# GOAL
From the listing below, pull each line that includes "пожаров".

# INFORMATION SHOWN
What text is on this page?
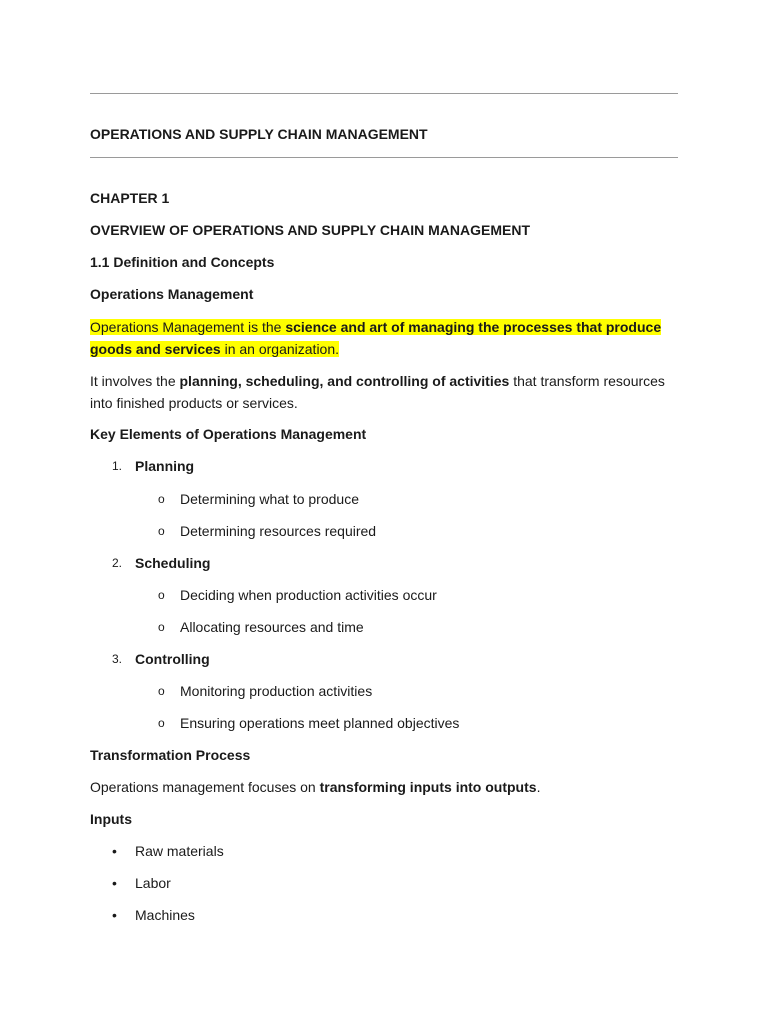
OPERATIONS AND SUPPLY CHAIN MANAGEMENT
CHAPTER 1
OVERVIEW OF OPERATIONS AND SUPPLY CHAIN MANAGEMENT
1.1 Definition and Concepts
Operations Management
Operations Management is the science and art of managing the processes that produce goods and services in an organization.
It involves the planning, scheduling, and controlling of activities that transform resources into finished products or services.
Key Elements of Operations Management
1. Planning
o Determining what to produce
o Determining resources required
2. Scheduling
o Deciding when production activities occur
o Allocating resources and time
3. Controlling
o Monitoring production activities
o Ensuring operations meet planned objectives
Transformation Process
Operations management focuses on transforming inputs into outputs.
Inputs
• Raw materials
• Labor
• Machines
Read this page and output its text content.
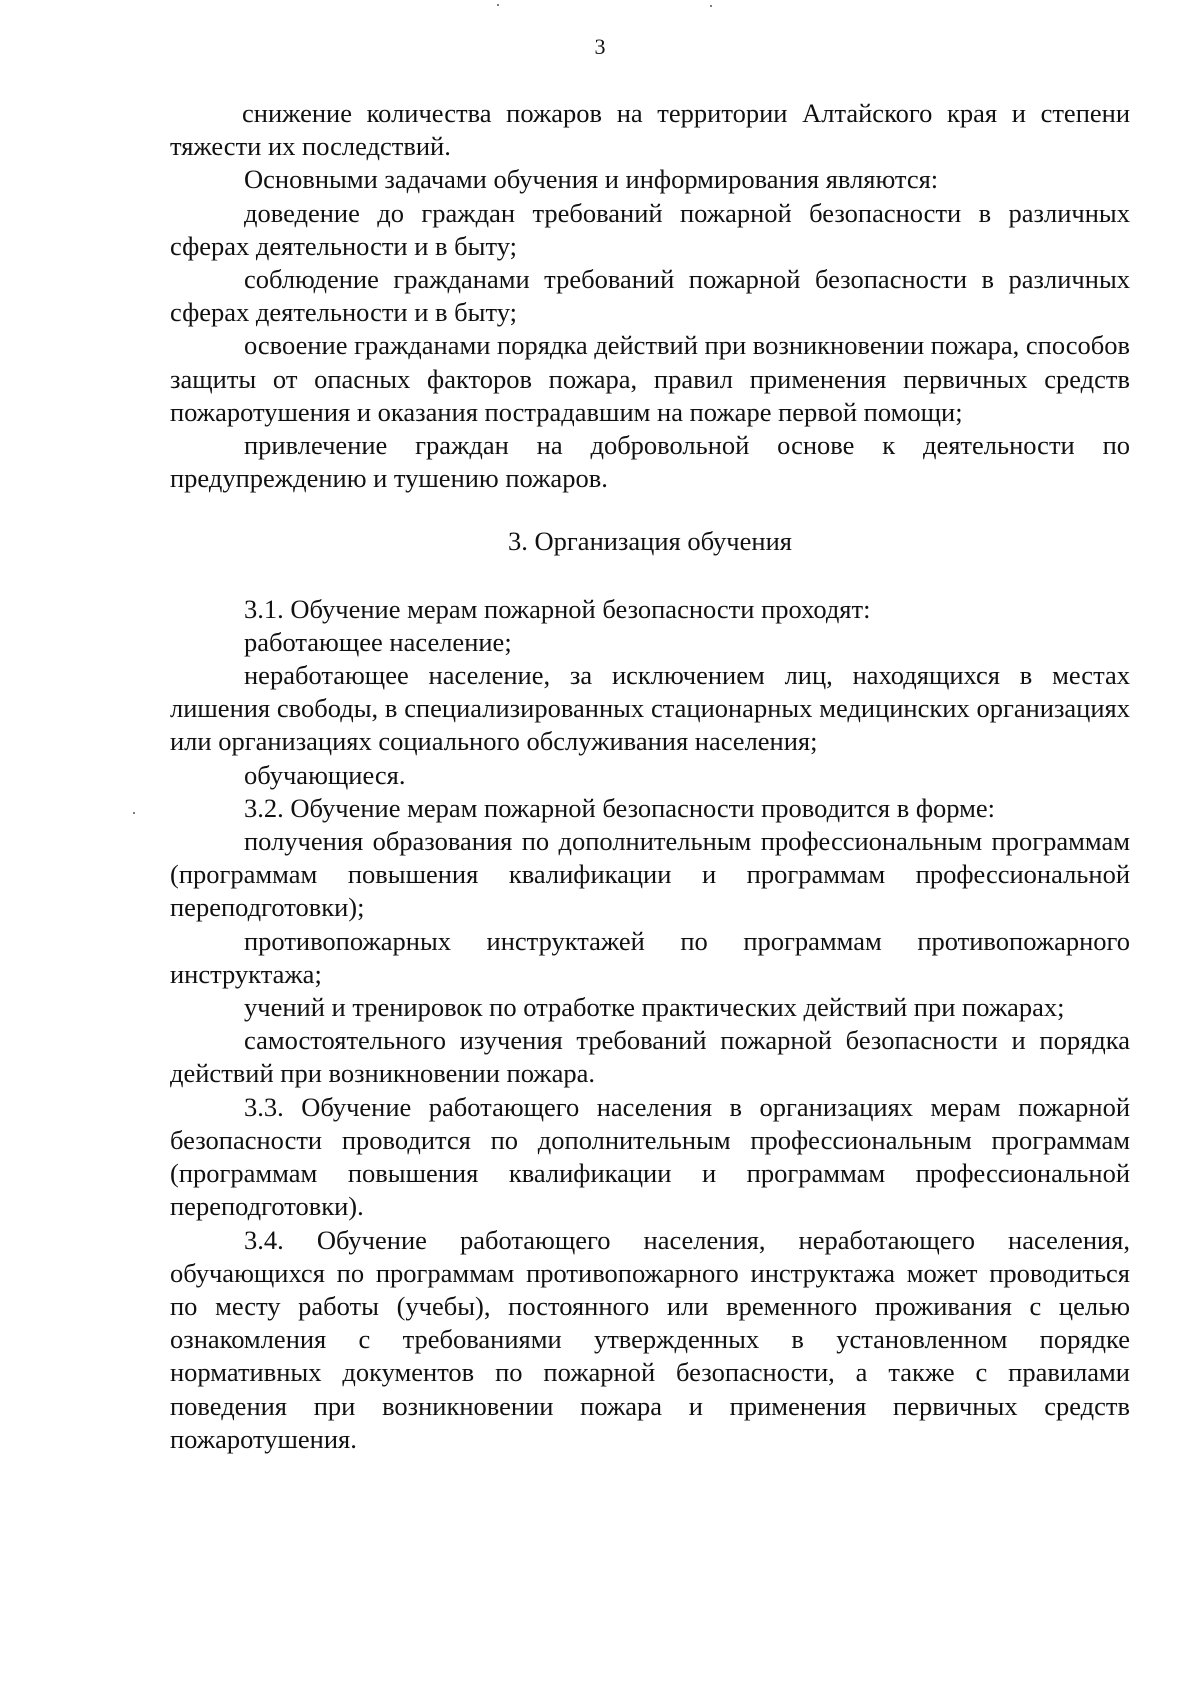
3

снижение количества пожаров на территории Алтайского края и степени тяжести их последствий.

Основными задачами обучения и информирования являются:

доведение до граждан требований пожарной безопасности в различных сферах деятельности и в быту;

соблюдение гражданами требований пожарной безопасности в различных сферах деятельности и в быту;

освоение гражданами порядка действий при возникновении пожара, способов защиты от опасных факторов пожара, правил применения первичных средств пожаротушения и оказания пострадавшим на пожаре первой помощи;

привлечение граждан на добровольной основе к деятельности по предупреждению и тушению пожаров.

3. Организация обучения

3.1. Обучение мерам пожарной безопасности проходят:

работающее население;

неработающее население, за исключением лиц, находящихся в местах лишения свободы, в специализированных стационарных медицинских организациях или организациях социального обслуживания населения;

обучающиеся.

3.2. Обучение мерам пожарной безопасности проводится в форме:

получения образования по дополнительным профессиональным программам (программам повышения квалификации и программам профессиональной переподготовки);

противопожарных инструктажей по программам противопожарного инструктажа;

учений и тренировок по отработке практических действий при пожарах;

самостоятельного изучения требований пожарной безопасности и порядка действий при возникновении пожара.

3.3. Обучение работающего населения в организациях мерам пожарной безопасности проводится по дополнительным профессиональным программам (программам повышения квалификации и программам профессиональной переподготовки).

3.4. Обучение работающего населения, неработающего населения, обучающихся по программам противопожарного инструктажа может проводиться по месту работы (учебы), постоянного или временного проживания с целью ознакомления с требованиями утвержденных в установленном порядке нормативных документов по пожарной безопасности, а также с правилами поведения при возникновении пожара и применения первичных средств пожаротушения.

# EXPECTED ANSWER
снижение количества пожаров на территории Алтайского края и степени тяжести их последствий.
привлечение граждан на добровольной основе к деятельности по предупреждению и тушению пожаров.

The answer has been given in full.